What to work on: Please return the full listing below without altering anything.

** BEGIN **

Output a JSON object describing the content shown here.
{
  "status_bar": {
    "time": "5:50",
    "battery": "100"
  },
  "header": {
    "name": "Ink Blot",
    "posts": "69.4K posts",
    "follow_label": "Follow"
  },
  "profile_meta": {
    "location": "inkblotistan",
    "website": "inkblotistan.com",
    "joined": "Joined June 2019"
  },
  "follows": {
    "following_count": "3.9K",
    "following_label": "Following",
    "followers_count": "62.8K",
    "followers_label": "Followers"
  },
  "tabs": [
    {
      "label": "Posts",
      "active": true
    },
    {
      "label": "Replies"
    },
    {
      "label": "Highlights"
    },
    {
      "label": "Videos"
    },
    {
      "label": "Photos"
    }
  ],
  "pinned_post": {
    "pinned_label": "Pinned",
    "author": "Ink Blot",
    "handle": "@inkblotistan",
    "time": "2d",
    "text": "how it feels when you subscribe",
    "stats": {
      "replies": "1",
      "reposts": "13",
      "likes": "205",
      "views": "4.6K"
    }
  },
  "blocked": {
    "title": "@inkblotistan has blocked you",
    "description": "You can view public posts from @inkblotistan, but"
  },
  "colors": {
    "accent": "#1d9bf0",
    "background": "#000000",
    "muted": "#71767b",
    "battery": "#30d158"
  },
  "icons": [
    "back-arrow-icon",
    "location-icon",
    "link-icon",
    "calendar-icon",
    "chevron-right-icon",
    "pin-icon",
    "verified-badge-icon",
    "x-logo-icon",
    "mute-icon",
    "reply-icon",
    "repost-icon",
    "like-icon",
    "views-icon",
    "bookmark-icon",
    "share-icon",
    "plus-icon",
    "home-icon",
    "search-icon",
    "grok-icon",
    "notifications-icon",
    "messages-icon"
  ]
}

** END **

Exercise response:
Output a JSON object describing the content shown here.
{
  "status_bar": {
    "time": "5:50",
    "battery": "100"
  },
  "header": {
    "name": "Ink Blot",
    "posts": "69.4K posts",
    "follow_label": "Follow"
  },
  "profile_meta": {
    "location": "inkblotistan",
    "website": "inkblotistan.com",
    "joined": "Joined June 2019"
  },
  "follows": {
    "following_count": "3.9K",
    "following_label": "Following",
    "followers_count": "62.8K",
    "followers_label": "Followers"
  },
  "tabs": [
    {
      "label": "Posts",
      "active": true
    },
    {
      "label": "Replies"
    },
    {
      "label": "Highlights"
    },
    {
      "label": "Videos"
    },
    {
      "label": "Photos"
    }
  ],
  "pinned_post": {
    "pinned_label": "Pinned",
    "author": "Ink Blot",
    "handle": "@inkblotistan",
    "time": "2d",
    "text": "how it feels when you subscribe",
    "stats": {
      "replies": "1",
      "reposts": "13",
      "likes": "205",
      "views": "4.6K"
    }
  },
  "blocked": {
    "title": "@inkblotistan has blocked you",
    "description": "You can view public posts from @inkblotistan, but"
  },
  "colors": {
    "accent": "#1d9bf0",
    "background": "#000000",
    "muted": "#71767b",
    "battery": "#30d158"
  },
  "icons": [
    "back-arrow-icon",
    "location-icon",
    "link-icon",
    "calendar-icon",
    "chevron-right-icon",
    "pin-icon",
    "verified-badge-icon",
    "x-logo-icon",
    "mute-icon",
    "reply-icon",
    "repost-icon",
    "like-icon",
    "views-icon",
    "bookmark-icon",
    "share-icon",
    "plus-icon",
    "home-icon",
    "search-icon",
    "grok-icon",
    "notifications-icon",
    "messages-icon"
  ]
}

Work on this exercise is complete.